Source data ::
▬▬▬

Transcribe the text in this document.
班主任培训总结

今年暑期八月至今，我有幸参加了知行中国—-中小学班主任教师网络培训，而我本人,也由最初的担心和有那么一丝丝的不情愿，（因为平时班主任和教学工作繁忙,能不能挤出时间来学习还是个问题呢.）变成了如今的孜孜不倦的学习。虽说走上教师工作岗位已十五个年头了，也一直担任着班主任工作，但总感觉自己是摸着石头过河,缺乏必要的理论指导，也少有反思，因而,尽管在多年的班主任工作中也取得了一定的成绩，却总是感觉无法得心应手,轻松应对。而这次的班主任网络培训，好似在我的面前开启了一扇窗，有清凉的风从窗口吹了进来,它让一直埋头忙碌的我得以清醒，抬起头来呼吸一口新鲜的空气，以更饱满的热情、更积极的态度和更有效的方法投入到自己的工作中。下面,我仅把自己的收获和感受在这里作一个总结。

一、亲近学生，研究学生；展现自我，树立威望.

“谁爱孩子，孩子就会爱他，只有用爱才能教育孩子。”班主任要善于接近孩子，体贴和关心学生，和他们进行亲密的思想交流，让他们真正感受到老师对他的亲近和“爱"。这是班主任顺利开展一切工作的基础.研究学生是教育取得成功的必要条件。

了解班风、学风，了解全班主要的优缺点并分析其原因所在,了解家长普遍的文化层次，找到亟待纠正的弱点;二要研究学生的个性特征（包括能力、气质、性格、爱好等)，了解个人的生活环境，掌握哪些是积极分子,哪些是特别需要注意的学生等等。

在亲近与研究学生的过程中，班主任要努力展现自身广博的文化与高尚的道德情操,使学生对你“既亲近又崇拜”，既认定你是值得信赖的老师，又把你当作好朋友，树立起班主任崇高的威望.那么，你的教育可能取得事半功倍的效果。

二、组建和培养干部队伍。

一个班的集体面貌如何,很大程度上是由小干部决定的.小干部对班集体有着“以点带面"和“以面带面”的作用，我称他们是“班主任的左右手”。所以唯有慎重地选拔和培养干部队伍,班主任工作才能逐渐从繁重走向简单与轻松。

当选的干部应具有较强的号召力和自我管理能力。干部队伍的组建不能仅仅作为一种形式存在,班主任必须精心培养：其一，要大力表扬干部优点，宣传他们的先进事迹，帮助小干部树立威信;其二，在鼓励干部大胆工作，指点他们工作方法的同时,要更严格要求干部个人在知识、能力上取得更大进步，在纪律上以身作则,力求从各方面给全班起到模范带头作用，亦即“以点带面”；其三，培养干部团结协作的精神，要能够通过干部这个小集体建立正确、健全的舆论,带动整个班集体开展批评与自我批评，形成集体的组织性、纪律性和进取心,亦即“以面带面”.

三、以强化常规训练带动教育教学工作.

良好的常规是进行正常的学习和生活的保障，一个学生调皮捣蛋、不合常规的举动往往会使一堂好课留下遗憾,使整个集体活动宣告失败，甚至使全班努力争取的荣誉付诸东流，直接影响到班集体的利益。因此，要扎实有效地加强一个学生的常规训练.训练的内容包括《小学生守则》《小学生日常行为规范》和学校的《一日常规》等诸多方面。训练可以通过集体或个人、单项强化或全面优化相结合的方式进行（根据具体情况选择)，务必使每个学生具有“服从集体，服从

▬▬▬

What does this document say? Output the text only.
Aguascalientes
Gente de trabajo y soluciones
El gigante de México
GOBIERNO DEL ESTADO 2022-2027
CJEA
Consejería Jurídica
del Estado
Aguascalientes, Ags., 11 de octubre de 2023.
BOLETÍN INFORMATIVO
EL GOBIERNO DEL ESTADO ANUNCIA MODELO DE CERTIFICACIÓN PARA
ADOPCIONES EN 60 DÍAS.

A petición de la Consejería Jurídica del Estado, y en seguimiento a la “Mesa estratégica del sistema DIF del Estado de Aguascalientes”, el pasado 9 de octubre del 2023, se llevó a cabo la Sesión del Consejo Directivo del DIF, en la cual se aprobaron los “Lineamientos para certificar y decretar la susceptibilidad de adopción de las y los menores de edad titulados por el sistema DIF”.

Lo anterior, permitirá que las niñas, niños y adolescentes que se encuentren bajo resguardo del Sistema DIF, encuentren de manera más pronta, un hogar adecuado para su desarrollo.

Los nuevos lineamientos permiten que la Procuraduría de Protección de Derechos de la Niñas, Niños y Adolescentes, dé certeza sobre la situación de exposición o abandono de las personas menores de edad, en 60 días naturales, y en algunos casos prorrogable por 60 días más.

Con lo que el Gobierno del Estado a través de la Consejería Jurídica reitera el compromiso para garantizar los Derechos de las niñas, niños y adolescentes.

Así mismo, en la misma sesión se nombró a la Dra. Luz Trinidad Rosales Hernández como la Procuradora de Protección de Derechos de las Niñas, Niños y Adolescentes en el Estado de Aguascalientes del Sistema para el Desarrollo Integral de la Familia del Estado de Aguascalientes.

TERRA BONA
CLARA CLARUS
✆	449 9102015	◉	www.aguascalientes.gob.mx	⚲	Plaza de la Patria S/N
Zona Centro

▬▬▬

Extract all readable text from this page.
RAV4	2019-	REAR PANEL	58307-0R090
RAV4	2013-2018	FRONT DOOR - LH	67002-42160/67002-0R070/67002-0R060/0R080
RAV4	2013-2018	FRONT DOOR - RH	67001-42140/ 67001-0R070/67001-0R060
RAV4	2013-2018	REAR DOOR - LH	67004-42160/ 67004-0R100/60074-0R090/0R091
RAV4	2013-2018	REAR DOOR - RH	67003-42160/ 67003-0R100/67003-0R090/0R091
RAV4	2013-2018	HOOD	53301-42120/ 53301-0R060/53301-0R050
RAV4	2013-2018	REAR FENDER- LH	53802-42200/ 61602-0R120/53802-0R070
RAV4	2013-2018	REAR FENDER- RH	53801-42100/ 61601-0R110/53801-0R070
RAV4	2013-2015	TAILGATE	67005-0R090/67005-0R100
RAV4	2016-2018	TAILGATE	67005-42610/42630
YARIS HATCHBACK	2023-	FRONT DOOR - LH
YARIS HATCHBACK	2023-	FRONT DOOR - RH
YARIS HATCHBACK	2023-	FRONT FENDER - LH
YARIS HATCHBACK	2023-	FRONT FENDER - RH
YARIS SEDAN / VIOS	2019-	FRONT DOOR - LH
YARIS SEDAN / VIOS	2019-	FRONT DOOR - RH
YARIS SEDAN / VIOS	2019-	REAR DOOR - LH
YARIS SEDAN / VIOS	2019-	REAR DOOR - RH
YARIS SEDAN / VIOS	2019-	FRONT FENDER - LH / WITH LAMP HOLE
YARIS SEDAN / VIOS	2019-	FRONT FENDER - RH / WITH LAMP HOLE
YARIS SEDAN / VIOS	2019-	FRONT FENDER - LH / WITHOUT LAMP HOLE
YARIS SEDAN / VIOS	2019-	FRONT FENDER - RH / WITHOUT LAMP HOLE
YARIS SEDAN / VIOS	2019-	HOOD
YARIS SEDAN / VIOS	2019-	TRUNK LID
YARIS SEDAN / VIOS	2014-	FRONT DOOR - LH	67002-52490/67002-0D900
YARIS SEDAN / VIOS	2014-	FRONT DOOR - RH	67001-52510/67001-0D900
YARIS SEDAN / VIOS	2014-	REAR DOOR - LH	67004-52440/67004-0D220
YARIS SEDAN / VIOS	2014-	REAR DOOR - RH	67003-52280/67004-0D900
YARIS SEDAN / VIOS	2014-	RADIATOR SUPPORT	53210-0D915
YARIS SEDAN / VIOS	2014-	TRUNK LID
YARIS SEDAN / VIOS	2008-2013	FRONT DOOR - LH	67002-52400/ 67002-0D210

▬▬▬

YOUR OBJECTIVE ::
Gather and copy every line of the data in which the string "REAR" is found.

EXERCISE RESULT ::
RAV4	2019-	REAR PANEL	58307-0R090
RAV4	2013-2018	REAR DOOR - LH	67004-42160/ 67004-0R100/60074-0R090/0R091
RAV4	2013-2018	REAR DOOR - RH	67003-42160/ 67003-0R100/67003-0R090/0R091
RAV4	2013-2018	REAR FENDER- LH	53802-42200/ 61602-0R120/53802-0R070
RAV4	2013-2018	REAR FENDER- RH	53801-42100/ 61601-0R110/53801-0R070
YARIS SEDAN / VIOS	2019-	REAR DOOR - LH
YARIS SEDAN / VIOS	2019-	REAR DOOR - RH
YARIS SEDAN / VIOS	2014-	REAR DOOR - LH	67004-52440/67004-0D220
YARIS SEDAN / VIOS	2014-	REAR DOOR - RH	67003-52280/67004-0D900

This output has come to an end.